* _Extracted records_
------------------------------------------------------------------------

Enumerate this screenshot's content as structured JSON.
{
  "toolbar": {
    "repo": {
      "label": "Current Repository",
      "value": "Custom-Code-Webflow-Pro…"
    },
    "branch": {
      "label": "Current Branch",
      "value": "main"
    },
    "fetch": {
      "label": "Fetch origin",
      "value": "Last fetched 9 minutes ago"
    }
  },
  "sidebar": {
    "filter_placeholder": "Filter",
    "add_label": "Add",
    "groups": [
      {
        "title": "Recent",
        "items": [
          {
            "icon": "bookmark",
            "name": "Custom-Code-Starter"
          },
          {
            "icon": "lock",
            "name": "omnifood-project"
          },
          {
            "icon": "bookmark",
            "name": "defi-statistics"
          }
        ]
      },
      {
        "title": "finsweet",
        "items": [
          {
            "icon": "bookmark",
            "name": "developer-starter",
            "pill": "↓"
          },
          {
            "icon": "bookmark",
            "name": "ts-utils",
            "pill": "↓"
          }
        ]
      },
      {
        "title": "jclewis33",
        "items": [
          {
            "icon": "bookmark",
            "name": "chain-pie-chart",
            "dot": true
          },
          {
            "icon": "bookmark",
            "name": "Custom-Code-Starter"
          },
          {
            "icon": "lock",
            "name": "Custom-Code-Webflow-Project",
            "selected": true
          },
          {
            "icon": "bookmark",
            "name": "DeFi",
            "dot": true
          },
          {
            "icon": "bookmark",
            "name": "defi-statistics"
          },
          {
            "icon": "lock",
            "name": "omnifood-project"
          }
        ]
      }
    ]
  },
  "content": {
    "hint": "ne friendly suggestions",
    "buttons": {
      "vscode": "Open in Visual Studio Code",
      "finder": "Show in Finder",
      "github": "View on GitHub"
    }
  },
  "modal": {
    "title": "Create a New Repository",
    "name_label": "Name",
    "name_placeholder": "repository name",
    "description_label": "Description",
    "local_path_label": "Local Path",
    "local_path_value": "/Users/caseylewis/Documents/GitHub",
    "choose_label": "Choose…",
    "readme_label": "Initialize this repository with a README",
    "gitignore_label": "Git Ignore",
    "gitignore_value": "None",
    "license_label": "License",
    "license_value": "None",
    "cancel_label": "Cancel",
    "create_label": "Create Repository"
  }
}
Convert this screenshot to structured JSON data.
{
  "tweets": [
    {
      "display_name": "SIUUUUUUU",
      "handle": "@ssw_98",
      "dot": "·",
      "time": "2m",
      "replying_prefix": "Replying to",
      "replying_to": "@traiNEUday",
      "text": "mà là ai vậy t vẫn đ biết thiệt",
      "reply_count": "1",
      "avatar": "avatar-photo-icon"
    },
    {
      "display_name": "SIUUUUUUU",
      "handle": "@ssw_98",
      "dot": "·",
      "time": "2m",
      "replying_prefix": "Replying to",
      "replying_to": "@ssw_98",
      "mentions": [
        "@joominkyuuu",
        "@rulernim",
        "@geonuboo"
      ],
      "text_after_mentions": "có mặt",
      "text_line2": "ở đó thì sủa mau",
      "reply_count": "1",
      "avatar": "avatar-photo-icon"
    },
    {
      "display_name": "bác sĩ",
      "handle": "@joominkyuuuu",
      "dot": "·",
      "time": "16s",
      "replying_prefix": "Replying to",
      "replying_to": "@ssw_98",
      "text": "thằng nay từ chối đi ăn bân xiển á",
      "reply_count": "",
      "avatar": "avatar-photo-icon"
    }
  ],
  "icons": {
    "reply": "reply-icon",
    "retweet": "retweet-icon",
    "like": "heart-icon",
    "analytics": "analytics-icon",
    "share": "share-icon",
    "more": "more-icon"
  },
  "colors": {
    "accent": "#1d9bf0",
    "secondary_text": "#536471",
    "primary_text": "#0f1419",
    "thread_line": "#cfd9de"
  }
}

------------------------------------------------------------------------

* _Task instructions_
Reproduce the final stretch of the data above: every line from the one holding "Convert this screenshot" through the end, inclusive, exactly as written and nothing else.

* _Answer in full_
Convert this screenshot to structured JSON data.
{
  "tweets": [
    {
      "display_name": "SIUUUUUUU",
      "handle": "@ssw_98",
      "dot": "·",
      "time": "2m",
      "replying_prefix": "Replying to",
      "replying_to": "@traiNEUday",
      "text": "mà là ai vậy t vẫn đ biết thiệt",
      "reply_count": "1",
      "avatar": "avatar-photo-icon"
    },
    {
      "display_name": "SIUUUUUUU",
      "handle": "@ssw_98",
      "dot": "·",
      "time": "2m",
      "replying_prefix": "Replying to",
      "replying_to": "@ssw_98",
      "mentions": [
        "@joominkyuuu",
        "@rulernim",
        "@geonuboo"
      ],
      "text_after_mentions": "có mặt",
      "text_line2": "ở đó thì sủa mau",
      "reply_count": "1",
      "avatar": "avatar-photo-icon"
    },
    {
      "display_name": "bác sĩ",
      "handle": "@joominkyuuuu",
      "dot": "·",
      "time": "16s",
      "replying_prefix": "Replying to",
      "replying_to": "@ssw_98",
      "text": "thằng nay từ chối đi ăn bân xiển á",
      "reply_count": "",
      "avatar": "avatar-photo-icon"
    }
  ],
  "icons": {
    "reply": "reply-icon",
    "retweet": "retweet-icon",
    "like": "heart-icon",
    "analytics": "analytics-icon",
    "share": "share-icon",
    "more": "more-icon"
  },
  "colors": {
    "accent": "#1d9bf0",
    "secondary_text": "#536471",
    "primary_text": "#0f1419",
    "thread_line": "#cfd9de"
  }
}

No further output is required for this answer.